> Records provided

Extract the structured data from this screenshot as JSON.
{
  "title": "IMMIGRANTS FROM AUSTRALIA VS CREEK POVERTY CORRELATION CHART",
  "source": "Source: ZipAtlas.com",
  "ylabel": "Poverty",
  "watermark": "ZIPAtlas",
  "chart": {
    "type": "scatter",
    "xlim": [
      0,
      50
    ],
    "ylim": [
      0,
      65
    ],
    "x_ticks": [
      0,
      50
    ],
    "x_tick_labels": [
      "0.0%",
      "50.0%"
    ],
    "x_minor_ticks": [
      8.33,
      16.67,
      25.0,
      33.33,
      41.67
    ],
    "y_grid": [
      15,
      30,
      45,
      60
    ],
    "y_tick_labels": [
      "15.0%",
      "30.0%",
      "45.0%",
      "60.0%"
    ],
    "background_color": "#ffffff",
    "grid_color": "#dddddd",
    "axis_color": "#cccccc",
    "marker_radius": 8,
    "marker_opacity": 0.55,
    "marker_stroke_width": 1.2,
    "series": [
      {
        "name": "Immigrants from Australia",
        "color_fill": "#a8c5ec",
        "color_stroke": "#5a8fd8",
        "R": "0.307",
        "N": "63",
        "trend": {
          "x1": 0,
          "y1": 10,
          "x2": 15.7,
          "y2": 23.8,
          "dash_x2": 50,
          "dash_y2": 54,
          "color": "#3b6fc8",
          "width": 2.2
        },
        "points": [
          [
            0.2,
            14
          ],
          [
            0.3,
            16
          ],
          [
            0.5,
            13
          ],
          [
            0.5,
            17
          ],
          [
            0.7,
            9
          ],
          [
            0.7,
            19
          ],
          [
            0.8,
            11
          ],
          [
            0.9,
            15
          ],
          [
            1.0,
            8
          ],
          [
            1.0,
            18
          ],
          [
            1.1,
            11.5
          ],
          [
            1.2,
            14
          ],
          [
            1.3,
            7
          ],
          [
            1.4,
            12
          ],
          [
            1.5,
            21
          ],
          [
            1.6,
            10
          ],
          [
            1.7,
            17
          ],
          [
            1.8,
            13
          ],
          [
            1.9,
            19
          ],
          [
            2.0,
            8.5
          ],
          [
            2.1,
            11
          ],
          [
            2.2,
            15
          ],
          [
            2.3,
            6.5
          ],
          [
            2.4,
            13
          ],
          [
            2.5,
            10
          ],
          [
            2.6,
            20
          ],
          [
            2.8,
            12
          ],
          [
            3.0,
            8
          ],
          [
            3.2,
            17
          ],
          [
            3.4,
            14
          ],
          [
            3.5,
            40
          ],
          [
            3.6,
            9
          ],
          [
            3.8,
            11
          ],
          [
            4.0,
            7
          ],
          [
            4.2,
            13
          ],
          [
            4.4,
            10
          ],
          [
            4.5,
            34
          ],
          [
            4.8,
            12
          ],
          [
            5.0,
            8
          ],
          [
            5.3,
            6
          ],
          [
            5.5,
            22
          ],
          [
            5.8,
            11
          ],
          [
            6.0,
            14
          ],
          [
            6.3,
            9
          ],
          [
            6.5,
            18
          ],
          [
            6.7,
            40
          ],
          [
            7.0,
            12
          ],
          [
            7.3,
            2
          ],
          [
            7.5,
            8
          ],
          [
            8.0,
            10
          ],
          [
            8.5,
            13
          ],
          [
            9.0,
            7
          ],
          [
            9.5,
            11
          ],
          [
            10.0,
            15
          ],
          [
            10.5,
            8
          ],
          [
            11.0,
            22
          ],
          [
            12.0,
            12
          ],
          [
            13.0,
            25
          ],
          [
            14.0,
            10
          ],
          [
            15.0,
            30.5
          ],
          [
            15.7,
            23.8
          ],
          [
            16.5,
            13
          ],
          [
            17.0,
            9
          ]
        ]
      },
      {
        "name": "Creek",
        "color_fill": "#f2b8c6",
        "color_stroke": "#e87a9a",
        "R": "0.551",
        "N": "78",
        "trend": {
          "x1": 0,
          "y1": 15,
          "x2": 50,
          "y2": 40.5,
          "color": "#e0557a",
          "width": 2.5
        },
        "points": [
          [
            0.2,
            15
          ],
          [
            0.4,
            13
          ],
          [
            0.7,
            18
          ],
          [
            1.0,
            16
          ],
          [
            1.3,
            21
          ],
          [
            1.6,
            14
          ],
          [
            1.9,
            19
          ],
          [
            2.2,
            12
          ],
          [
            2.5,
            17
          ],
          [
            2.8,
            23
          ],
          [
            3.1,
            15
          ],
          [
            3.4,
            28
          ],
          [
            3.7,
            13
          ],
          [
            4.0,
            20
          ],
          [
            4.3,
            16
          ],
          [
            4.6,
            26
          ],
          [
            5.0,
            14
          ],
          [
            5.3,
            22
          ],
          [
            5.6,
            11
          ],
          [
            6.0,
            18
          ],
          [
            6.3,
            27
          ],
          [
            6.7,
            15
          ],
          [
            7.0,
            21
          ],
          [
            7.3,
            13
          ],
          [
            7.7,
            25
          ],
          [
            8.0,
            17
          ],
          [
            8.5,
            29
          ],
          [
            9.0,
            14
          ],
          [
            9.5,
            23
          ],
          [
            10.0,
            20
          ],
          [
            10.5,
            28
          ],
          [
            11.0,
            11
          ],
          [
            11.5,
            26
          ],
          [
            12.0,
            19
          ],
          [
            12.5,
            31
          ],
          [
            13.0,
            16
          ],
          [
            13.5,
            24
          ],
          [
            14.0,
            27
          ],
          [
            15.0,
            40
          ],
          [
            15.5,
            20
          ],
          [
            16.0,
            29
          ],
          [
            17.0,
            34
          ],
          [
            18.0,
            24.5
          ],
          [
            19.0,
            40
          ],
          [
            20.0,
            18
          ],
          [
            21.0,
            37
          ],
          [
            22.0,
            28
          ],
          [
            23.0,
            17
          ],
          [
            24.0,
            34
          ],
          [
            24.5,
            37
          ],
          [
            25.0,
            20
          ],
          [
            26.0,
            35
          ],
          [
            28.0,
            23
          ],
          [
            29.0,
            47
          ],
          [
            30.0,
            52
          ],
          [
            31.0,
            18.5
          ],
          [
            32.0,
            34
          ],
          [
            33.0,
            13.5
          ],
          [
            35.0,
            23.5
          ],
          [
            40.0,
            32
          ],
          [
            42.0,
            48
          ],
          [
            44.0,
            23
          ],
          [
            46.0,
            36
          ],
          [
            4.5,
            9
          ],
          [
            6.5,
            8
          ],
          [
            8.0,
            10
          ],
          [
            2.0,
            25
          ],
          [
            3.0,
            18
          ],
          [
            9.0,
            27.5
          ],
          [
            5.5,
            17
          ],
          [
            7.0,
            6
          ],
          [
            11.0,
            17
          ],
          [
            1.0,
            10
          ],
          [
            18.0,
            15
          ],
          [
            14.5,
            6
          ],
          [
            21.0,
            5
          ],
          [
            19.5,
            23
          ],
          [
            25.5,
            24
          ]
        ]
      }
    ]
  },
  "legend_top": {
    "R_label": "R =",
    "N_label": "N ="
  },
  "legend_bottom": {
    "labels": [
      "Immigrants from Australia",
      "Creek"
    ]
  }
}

> Problem details
Repeat the material word for word, in full.

> Solution below
Extract the structured data from this screenshot as JSON.
{
  "title": "IMMIGRANTS FROM AUSTRALIA VS CREEK POVERTY CORRELATION CHART",
  "source": "Source: ZipAtlas.com",
  "ylabel": "Poverty",
  "watermark": "ZIPAtlas",
  "chart": {
    "type": "scatter",
    "xlim": [
      0,
      50
    ],
    "ylim": [
      0,
      65
    ],
    "x_ticks": [
      0,
      50
    ],
    "x_tick_labels": [
      "0.0%",
      "50.0%"
    ],
    "x_minor_ticks": [
      8.33,
      16.67,
      25.0,
      33.33,
      41.67
    ],
    "y_grid": [
      15,
      30,
      45,
      60
    ],
    "y_tick_labels": [
      "15.0%",
      "30.0%",
      "45.0%",
      "60.0%"
    ],
    "background_color": "#ffffff",
    "grid_color": "#dddddd",
    "axis_color": "#cccccc",
    "marker_radius": 8,
    "marker_opacity": 0.55,
    "marker_stroke_width": 1.2,
    "series": [
      {
        "name": "Immigrants from Australia",
        "color_fill": "#a8c5ec",
        "color_stroke": "#5a8fd8",
        "R": "0.307",
        "N": "63",
        "trend": {
          "x1": 0,
          "y1": 10,
          "x2": 15.7,
          "y2": 23.8,
          "dash_x2": 50,
          "dash_y2": 54,
          "color": "#3b6fc8",
          "width": 2.2
        },
        "points": [
          [
            0.2,
            14
          ],
          [
            0.3,
            16
          ],
          [
            0.5,
            13
          ],
          [
            0.5,
            17
          ],
          [
            0.7,
            9
          ],
          [
            0.7,
            19
          ],
          [
            0.8,
            11
          ],
          [
            0.9,
            15
          ],
          [
            1.0,
            8
          ],
          [
            1.0,
            18
          ],
          [
            1.1,
            11.5
          ],
          [
            1.2,
            14
          ],
          [
            1.3,
            7
          ],
          [
            1.4,
            12
          ],
          [
            1.5,
            21
          ],
          [
            1.6,
            10
          ],
          [
            1.7,
            17
          ],
          [
            1.8,
            13
          ],
          [
            1.9,
            19
          ],
          [
            2.0,
            8.5
          ],
          [
            2.1,
            11
          ],
          [
            2.2,
            15
          ],
          [
            2.3,
            6.5
          ],
          [
            2.4,
            13
          ],
          [
            2.5,
            10
          ],
          [
            2.6,
            20
          ],
          [
            2.8,
            12
          ],
          [
            3.0,
            8
          ],
          [
            3.2,
            17
          ],
          [
            3.4,
            14
          ],
          [
            3.5,
            40
          ],
          [
            3.6,
            9
          ],
          [
            3.8,
            11
          ],
          [
            4.0,
            7
          ],
          [
            4.2,
            13
          ],
          [
            4.4,
            10
          ],
          [
            4.5,
            34
          ],
          [
            4.8,
            12
          ],
          [
            5.0,
            8
          ],
          [
            5.3,
            6
          ],
          [
            5.5,
            22
          ],
          [
            5.8,
            11
          ],
          [
            6.0,
            14
          ],
          [
            6.3,
            9
          ],
          [
            6.5,
            18
          ],
          [
            6.7,
            40
          ],
          [
            7.0,
            12
          ],
          [
            7.3,
            2
          ],
          [
            7.5,
            8
          ],
          [
            8.0,
            10
          ],
          [
            8.5,
            13
          ],
          [
            9.0,
            7
          ],
          [
            9.5,
            11
          ],
          [
            10.0,
            15
          ],
          [
            10.5,
            8
          ],
          [
            11.0,
            22
          ],
          [
            12.0,
            12
          ],
          [
            13.0,
            25
          ],
          [
            14.0,
            10
          ],
          [
            15.0,
            30.5
          ],
          [
            15.7,
            23.8
          ],
          [
            16.5,
            13
          ],
          [
            17.0,
            9
          ]
        ]
      },
      {
        "name": "Creek",
        "color_fill": "#f2b8c6",
        "color_stroke": "#e87a9a",
        "R": "0.551",
        "N": "78",
        "trend": {
          "x1": 0,
          "y1": 15,
          "x2": 50,
          "y2": 40.5,
          "color": "#e0557a",
          "width": 2.5
        },
        "points": [
          [
            0.2,
            15
          ],
          [
            0.4,
            13
          ],
          [
            0.7,
            18
          ],
          [
            1.0,
            16
          ],
          [
            1.3,
            21
          ],
          [
            1.6,
            14
          ],
          [
            1.9,
            19
          ],
          [
            2.2,
            12
          ],
          [
            2.5,
            17
          ],
          [
            2.8,
            23
          ],
          [
            3.1,
            15
          ],
          [
            3.4,
            28
          ],
          [
            3.7,
            13
          ],
          [
            4.0,
            20
          ],
          [
            4.3,
            16
          ],
          [
            4.6,
            26
          ],
          [
            5.0,
            14
          ],
          [
            5.3,
            22
          ],
          [
            5.6,
            11
          ],
          [
            6.0,
            18
          ],
          [
            6.3,
            27
          ],
          [
            6.7,
            15
          ],
          [
            7.0,
            21
          ],
          [
            7.3,
            13
          ],
          [
            7.7,
            25
          ],
          [
            8.0,
            17
          ],
          [
            8.5,
            29
          ],
          [
            9.0,
            14
          ],
          [
            9.5,
            23
          ],
          [
            10.0,
            20
          ],
          [
            10.5,
            28
          ],
          [
            11.0,
            11
          ],
          [
            11.5,
            26
          ],
          [
            12.0,
            19
          ],
          [
            12.5,
            31
          ],
          [
            13.0,
            16
          ],
          [
            13.5,
            24
          ],
          [
            14.0,
            27
          ],
          [
            15.0,
            40
          ],
          [
            15.5,
            20
          ],
          [
            16.0,
            29
          ],
          [
            17.0,
            34
          ],
          [
            18.0,
            24.5
          ],
          [
            19.0,
            40
          ],
          [
            20.0,
            18
          ],
          [
            21.0,
            37
          ],
          [
            22.0,
            28
          ],
          [
            23.0,
            17
          ],
          [
            24.0,
            34
          ],
          [
            24.5,
            37
          ],
          [
            25.0,
            20
          ],
          [
            26.0,
            35
          ],
          [
            28.0,
            23
          ],
          [
            29.0,
            47
          ],
          [
            30.0,
            52
          ],
          [
            31.0,
            18.5
          ],
          [
            32.0,
            34
          ],
          [
            33.0,
            13.5
          ],
          [
            35.0,
            23.5
          ],
          [
            40.0,
            32
          ],
          [
            42.0,
            48
          ],
          [
            44.0,
            23
          ],
          [
            46.0,
            36
          ],
          [
            4.5,
            9
          ],
          [
            6.5,
            8
          ],
          [
            8.0,
            10
          ],
          [
            2.0,
            25
          ],
          [
            3.0,
            18
          ],
          [
            9.0,
            27.5
          ],
          [
            5.5,
            17
          ],
          [
            7.0,
            6
          ],
          [
            11.0,
            17
          ],
          [
            1.0,
            10
          ],
          [
            18.0,
            15
          ],
          [
            14.5,
            6
          ],
          [
            21.0,
            5
          ],
          [
            19.5,
            23
          ],
          [
            25.5,
            24
          ]
        ]
      }
    ]
  },
  "legend_top": {
    "R_label": "R =",
    "N_label": "N ="
  },
  "legend_bottom": {
    "labels": [
      "Immigrants from Australia",
      "Creek"
    ]
  }
}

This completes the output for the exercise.